— Start Material provided —

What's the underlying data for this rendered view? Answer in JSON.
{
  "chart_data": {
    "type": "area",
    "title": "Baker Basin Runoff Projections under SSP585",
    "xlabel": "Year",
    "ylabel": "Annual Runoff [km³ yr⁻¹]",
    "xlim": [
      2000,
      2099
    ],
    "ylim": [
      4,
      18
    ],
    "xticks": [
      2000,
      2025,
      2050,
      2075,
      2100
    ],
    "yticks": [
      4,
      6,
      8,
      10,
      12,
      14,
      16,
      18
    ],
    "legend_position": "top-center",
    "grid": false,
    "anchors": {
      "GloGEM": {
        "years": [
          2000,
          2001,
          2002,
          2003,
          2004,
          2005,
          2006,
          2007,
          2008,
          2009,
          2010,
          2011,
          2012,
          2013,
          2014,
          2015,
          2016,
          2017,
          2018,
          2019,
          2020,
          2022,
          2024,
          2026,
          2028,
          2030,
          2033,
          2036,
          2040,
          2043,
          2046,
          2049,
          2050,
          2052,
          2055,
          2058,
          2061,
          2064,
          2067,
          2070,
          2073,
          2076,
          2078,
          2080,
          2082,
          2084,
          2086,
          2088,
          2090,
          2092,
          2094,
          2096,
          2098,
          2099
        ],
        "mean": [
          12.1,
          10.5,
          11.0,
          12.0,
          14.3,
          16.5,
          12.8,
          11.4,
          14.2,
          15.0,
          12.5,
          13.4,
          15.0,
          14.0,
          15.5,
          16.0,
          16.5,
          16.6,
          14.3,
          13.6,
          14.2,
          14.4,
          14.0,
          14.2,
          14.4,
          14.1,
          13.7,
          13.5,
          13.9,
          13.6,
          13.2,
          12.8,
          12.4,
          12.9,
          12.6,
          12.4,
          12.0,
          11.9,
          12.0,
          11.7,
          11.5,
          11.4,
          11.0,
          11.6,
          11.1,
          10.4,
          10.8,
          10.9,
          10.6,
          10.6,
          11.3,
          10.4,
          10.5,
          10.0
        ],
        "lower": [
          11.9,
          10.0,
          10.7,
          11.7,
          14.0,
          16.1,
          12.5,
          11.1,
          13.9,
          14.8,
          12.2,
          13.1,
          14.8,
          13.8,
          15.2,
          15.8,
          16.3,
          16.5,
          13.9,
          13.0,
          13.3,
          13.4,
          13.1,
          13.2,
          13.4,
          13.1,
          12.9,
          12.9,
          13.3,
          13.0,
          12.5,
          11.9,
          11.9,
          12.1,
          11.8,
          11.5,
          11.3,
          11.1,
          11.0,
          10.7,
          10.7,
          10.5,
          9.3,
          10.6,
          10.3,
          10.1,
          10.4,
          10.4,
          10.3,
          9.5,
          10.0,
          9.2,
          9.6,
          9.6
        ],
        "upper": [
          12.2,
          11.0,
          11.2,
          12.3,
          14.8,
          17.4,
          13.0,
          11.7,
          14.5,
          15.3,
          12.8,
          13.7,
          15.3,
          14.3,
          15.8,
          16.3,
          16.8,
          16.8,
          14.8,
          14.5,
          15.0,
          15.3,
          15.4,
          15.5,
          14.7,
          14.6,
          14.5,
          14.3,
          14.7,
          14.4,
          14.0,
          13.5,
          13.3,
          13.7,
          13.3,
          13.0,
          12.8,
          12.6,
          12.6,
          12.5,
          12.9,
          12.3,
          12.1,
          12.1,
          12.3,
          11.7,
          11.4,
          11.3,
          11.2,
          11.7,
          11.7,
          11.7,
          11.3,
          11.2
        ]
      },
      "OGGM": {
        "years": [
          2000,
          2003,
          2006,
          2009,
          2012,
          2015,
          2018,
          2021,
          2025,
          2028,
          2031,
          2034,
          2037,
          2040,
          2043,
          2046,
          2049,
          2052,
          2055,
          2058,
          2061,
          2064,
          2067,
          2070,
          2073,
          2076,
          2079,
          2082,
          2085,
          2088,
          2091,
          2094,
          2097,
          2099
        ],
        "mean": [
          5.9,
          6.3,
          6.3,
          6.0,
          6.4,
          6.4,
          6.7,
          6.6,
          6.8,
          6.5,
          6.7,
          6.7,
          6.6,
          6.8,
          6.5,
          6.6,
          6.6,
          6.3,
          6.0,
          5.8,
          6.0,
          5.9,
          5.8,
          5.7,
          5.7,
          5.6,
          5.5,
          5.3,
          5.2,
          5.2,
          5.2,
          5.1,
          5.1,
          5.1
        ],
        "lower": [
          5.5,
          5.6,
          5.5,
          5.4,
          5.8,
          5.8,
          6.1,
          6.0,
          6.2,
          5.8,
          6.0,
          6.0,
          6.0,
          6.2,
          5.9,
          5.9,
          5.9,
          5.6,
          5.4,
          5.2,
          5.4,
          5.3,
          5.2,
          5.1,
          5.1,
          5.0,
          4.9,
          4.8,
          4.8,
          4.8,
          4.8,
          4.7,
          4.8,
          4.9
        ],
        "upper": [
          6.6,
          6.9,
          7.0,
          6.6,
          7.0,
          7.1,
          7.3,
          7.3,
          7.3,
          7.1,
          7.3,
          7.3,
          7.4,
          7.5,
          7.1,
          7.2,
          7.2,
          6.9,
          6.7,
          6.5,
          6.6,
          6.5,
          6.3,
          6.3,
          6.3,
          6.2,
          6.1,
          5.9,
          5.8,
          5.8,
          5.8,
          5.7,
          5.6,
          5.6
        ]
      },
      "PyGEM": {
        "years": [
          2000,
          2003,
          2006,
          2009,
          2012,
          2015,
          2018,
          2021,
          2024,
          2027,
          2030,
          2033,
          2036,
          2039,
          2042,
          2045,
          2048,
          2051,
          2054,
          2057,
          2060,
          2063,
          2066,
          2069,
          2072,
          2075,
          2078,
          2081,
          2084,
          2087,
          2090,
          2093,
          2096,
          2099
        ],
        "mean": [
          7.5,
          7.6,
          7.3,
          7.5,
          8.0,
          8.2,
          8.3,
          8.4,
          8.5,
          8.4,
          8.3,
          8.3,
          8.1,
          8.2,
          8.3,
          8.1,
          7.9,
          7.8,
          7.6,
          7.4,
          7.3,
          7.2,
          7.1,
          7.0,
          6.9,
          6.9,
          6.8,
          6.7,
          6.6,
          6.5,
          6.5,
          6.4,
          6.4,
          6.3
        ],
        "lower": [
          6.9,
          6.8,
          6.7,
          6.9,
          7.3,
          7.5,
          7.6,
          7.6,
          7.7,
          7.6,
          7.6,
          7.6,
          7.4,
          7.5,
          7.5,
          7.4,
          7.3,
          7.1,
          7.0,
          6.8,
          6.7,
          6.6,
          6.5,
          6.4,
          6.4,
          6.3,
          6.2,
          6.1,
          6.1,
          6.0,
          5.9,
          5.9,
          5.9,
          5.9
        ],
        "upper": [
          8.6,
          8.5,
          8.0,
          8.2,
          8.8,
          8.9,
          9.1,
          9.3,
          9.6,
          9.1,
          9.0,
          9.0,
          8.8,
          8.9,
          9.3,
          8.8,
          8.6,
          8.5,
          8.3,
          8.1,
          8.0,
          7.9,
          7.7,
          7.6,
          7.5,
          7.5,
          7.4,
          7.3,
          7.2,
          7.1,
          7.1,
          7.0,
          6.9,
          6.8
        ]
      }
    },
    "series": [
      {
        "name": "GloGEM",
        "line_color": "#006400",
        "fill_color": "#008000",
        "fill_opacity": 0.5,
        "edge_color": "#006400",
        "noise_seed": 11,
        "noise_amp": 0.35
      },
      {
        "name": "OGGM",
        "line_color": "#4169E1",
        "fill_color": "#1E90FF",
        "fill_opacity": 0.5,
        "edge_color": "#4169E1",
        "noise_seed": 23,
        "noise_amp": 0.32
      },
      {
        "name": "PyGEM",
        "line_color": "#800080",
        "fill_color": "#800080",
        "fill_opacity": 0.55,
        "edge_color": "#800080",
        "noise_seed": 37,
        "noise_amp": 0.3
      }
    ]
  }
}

— End Material provided —

Return the number of lines that include the word "Runoff", and nothing else.

Task response:
2